A run of records
--------

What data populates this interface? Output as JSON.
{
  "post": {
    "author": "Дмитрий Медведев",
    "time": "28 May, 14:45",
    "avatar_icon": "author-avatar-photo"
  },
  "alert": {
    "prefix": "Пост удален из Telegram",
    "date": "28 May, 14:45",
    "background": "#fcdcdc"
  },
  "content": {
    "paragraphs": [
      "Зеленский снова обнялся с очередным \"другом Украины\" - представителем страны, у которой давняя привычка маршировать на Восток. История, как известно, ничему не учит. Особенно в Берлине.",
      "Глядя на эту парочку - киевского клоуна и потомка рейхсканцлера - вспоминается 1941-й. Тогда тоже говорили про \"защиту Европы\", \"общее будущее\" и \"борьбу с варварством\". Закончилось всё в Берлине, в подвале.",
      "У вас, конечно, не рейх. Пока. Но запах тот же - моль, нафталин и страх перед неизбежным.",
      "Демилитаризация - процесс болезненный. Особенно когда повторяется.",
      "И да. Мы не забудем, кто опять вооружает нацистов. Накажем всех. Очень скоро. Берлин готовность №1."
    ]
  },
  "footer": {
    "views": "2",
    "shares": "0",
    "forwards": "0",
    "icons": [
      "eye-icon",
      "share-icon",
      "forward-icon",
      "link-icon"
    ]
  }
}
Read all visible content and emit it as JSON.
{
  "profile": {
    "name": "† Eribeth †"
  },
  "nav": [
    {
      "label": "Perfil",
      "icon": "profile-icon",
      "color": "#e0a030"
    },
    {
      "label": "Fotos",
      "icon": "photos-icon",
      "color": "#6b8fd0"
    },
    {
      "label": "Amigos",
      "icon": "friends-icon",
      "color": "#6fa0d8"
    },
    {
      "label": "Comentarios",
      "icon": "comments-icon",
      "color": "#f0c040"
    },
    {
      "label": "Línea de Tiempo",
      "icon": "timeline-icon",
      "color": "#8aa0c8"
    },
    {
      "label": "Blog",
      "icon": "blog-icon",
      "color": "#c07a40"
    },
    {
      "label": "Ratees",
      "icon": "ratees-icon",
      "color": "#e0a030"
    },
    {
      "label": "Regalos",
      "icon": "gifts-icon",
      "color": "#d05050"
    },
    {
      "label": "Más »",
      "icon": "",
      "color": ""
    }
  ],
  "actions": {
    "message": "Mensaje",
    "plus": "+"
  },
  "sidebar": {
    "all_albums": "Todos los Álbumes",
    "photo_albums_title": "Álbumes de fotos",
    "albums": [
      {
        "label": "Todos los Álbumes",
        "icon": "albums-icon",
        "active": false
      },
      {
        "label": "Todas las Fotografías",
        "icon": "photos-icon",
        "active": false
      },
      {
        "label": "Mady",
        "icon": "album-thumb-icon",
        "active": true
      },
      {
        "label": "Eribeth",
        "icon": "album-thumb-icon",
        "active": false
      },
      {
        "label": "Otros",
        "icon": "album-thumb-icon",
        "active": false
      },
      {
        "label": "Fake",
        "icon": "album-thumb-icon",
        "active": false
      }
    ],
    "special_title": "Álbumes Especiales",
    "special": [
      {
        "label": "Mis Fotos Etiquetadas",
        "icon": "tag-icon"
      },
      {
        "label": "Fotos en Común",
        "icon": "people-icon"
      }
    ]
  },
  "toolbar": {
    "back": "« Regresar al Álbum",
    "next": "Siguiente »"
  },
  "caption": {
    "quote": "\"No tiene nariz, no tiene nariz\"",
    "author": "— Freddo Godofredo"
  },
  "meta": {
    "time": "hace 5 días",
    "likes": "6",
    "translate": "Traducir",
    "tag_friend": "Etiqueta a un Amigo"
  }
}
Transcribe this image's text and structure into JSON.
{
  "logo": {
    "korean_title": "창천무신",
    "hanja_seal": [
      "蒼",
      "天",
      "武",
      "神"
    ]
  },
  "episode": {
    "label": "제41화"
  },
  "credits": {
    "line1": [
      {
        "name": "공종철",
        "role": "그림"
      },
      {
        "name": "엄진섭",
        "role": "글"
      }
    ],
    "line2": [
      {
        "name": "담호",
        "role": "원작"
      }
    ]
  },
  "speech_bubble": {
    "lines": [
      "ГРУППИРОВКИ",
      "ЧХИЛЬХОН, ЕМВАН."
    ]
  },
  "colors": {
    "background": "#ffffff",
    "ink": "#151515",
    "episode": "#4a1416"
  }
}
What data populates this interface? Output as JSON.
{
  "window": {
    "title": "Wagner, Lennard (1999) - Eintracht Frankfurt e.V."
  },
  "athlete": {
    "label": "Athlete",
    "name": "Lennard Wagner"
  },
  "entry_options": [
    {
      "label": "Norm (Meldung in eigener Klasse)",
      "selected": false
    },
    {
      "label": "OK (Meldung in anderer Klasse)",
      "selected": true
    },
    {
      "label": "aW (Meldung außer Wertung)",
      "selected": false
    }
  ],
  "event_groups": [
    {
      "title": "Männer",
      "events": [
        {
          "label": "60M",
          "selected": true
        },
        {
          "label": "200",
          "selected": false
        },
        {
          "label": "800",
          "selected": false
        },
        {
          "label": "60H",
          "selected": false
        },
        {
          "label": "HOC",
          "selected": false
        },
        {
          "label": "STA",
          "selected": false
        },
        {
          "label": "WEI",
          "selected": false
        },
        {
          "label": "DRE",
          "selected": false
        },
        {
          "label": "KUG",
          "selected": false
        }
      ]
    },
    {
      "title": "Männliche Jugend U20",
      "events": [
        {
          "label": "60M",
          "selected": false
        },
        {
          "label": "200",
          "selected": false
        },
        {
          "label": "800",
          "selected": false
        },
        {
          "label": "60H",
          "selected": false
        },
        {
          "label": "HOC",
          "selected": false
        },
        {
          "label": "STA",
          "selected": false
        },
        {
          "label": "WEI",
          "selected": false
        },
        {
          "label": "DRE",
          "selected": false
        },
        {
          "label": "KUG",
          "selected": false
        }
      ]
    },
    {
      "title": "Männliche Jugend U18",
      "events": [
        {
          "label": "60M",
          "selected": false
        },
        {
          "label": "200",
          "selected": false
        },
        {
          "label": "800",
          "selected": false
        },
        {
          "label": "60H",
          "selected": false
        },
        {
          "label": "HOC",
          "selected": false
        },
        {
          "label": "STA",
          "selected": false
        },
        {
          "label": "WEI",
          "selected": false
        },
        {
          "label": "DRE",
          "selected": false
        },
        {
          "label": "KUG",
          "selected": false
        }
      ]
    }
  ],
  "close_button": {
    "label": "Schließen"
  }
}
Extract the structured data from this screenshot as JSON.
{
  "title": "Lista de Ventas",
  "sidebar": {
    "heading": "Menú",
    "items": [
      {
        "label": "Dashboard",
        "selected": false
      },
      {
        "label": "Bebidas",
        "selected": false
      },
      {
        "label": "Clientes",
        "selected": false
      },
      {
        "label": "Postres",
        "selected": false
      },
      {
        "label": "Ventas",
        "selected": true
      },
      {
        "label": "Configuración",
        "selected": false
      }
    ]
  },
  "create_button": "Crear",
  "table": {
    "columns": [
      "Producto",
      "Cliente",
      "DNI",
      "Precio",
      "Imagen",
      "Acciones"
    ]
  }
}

--------

» **EXERCISE TASK**
Each record must be returned exactly as it is written.

» **SOLVED EXERCISE**
What data populates this interface? Output as JSON.
{
  "post": {
    "author": "Дмитрий Медведев",
    "time": "28 May, 14:45",
    "avatar_icon": "author-avatar-photo"
  },
  "alert": {
    "prefix": "Пост удален из Telegram",
    "date": "28 May, 14:45",
    "background": "#fcdcdc"
  },
  "content": {
    "paragraphs": [
      "Зеленский снова обнялся с очередным \"другом Украины\" - представителем страны, у которой давняя привычка маршировать на Восток. История, как известно, ничему не учит. Особенно в Берлине.",
      "Глядя на эту парочку - киевского клоуна и потомка рейхсканцлера - вспоминается 1941-й. Тогда тоже говорили про \"защиту Европы\", \"общее будущее\" и \"борьбу с варварством\". Закончилось всё в Берлине, в подвале.",
      "У вас, конечно, не рейх. Пока. Но запах тот же - моль, нафталин и страх перед неизбежным.",
      "Демилитаризация - процесс болезненный. Особенно когда повторяется.",
      "И да. Мы не забудем, кто опять вооружает нацистов. Накажем всех. Очень скоро. Берлин готовность №1."
    ]
  },
  "footer": {
    "views": "2",
    "shares": "0",
    "forwards": "0",
    "icons": [
      "eye-icon",
      "share-icon",
      "forward-icon",
      "link-icon"
    ]
  }
}
Read all visible content and emit it as JSON.
{
  "profile": {
    "name": "† Eribeth †"
  },
  "nav": [
    {
      "label": "Perfil",
      "icon": "profile-icon",
      "color": "#e0a030"
    },
    {
      "label": "Fotos",
      "icon": "photos-icon",
      "color": "#6b8fd0"
    },
    {
      "label": "Amigos",
      "icon": "friends-icon",
      "color": "#6fa0d8"
    },
    {
      "label": "Comentarios",
      "icon": "comments-icon",
      "color": "#f0c040"
    },
    {
      "label": "Línea de Tiempo",
      "icon": "timeline-icon",
      "color": "#8aa0c8"
    },
    {
      "label": "Blog",
      "icon": "blog-icon",
      "color": "#c07a40"
    },
    {
      "label": "Ratees",
      "icon": "ratees-icon",
      "color": "#e0a030"
    },
    {
      "label": "Regalos",
      "icon": "gifts-icon",
      "color": "#d05050"
    },
    {
      "label": "Más »",
      "icon": "",
      "color": ""
    }
  ],
  "actions": {
    "message": "Mensaje",
    "plus": "+"
  },
  "sidebar": {
    "all_albums": "Todos los Álbumes",
    "photo_albums_title": "Álbumes de fotos",
    "albums": [
      {
        "label": "Todos los Álbumes",
        "icon": "albums-icon",
        "active": false
      },
      {
        "label": "Todas las Fotografías",
        "icon": "photos-icon",
        "active": false
      },
      {
        "label": "Mady",
        "icon": "album-thumb-icon",
        "active": true
      },
      {
        "label": "Eribeth",
        "icon": "album-thumb-icon",
        "active": false
      },
      {
        "label": "Otros",
        "icon": "album-thumb-icon",
        "active": false
      },
      {
        "label": "Fake",
        "icon": "album-thumb-icon",
        "active": false
      }
    ],
    "special_title": "Álbumes Especiales",
    "special": [
      {
        "label": "Mis Fotos Etiquetadas",
        "icon": "tag-icon"
      },
      {
        "label": "Fotos en Común",
        "icon": "people-icon"
      }
    ]
  },
  "toolbar": {
    "back": "« Regresar al Álbum",
    "next": "Siguiente »"
  },
  "caption": {
    "quote": "\"No tiene nariz, no tiene nariz\"",
    "author": "— Freddo Godofredo"
  },
  "meta": {
    "time": "hace 5 días",
    "likes": "6",
    "translate": "Traducir",
    "tag_friend": "Etiqueta a un Amigo"
  }
}
Transcribe this image's text and structure into JSON.
{
  "logo": {
    "korean_title": "창천무신",
    "hanja_seal": [
      "蒼",
      "天",
      "武",
      "神"
    ]
  },
  "episode": {
    "label": "제41화"
  },
  "credits": {
    "line1": [
      {
        "name": "공종철",
        "role": "그림"
      },
      {
        "name": "엄진섭",
        "role": "글"
      }
    ],
    "line2": [
      {
        "name": "담호",
        "role": "원작"
      }
    ]
  },
  "speech_bubble": {
    "lines": [
      "ГРУППИРОВКИ",
      "ЧХИЛЬХОН, ЕМВАН."
    ]
  },
  "colors": {
    "background": "#ffffff",
    "ink": "#151515",
    "episode": "#4a1416"
  }
}
What data populates this interface? Output as JSON.
{
  "window": {
    "title": "Wagner, Lennard (1999) - Eintracht Frankfurt e.V."
  },
  "athlete": {
    "label": "Athlete",
    "name": "Lennard Wagner"
  },
  "entry_options": [
    {
      "label": "Norm (Meldung in eigener Klasse)",
      "selected": false
    },
    {
      "label": "OK (Meldung in anderer Klasse)",
      "selected": true
    },
    {
      "label": "aW (Meldung außer Wertung)",
      "selected": false
    }
  ],
  "event_groups": [
    {
      "title": "Männer",
      "events": [
        {
          "label": "60M",
          "selected": true
        },
        {
          "label": "200",
          "selected": false
        },
        {
          "label": "800",
          "selected": false
        },
        {
          "label": "60H",
          "selected": false
        },
        {
          "label": "HOC",
          "selected": false
        },
        {
          "label": "STA",
          "selected": false
        },
        {
          "label": "WEI",
          "selected": false
        },
        {
          "label": "DRE",
          "selected": false
        },
        {
          "label": "KUG",
          "selected": false
        }
      ]
    },
    {
      "title": "Männliche Jugend U20",
      "events": [
        {
          "label": "60M",
          "selected": false
        },
        {
          "label": "200",
          "selected": false
        },
        {
          "label": "800",
          "selected": false
        },
        {
          "label": "60H",
          "selected": false
        },
        {
          "label": "HOC",
          "selected": false
        },
        {
          "label": "STA",
          "selected": false
        },
        {
          "label": "WEI",
          "selected": false
        },
        {
          "label": "DRE",
          "selected": false
        },
        {
          "label": "KUG",
          "selected": false
        }
      ]
    },
    {
      "title": "Männliche Jugend U18",
      "events": [
        {
          "label": "60M",
          "selected": false
        },
        {
          "label": "200",
          "selected": false
        },
        {
          "label": "800",
          "selected": false
        },
        {
          "label": "60H",
          "selected": false
        },
        {
          "label": "HOC",
          "selected": false
        },
        {
          "label": "STA",
          "selected": false
        },
        {
          "label": "WEI",
          "selected": false
        },
        {
          "label": "DRE",
          "selected": false
        },
        {
          "label": "KUG",
          "selected": false
        }
      ]
    }
  ],
  "close_button": {
    "label": "Schließen"
  }
}
Extract the structured data from this screenshot as JSON.
{
  "title": "Lista de Ventas",
  "sidebar": {
    "heading": "Menú",
    "items": [
      {
        "label": "Dashboard",
        "selected": false
      },
      {
        "label": "Bebidas",
        "selected": false
      },
      {
        "label": "Clientes",
        "selected": false
      },
      {
        "label": "Postres",
        "selected": false
      },
      {
        "label": "Ventas",
        "selected": true
      },
      {
        "label": "Configuración",
        "selected": false
      }
    ]
  },
  "create_button": "Crear",
  "table": {
    "columns": [
      "Producto",
      "Cliente",
      "DNI",
      "Precio",
      "Imagen",
      "Acciones"
    ]
  }
}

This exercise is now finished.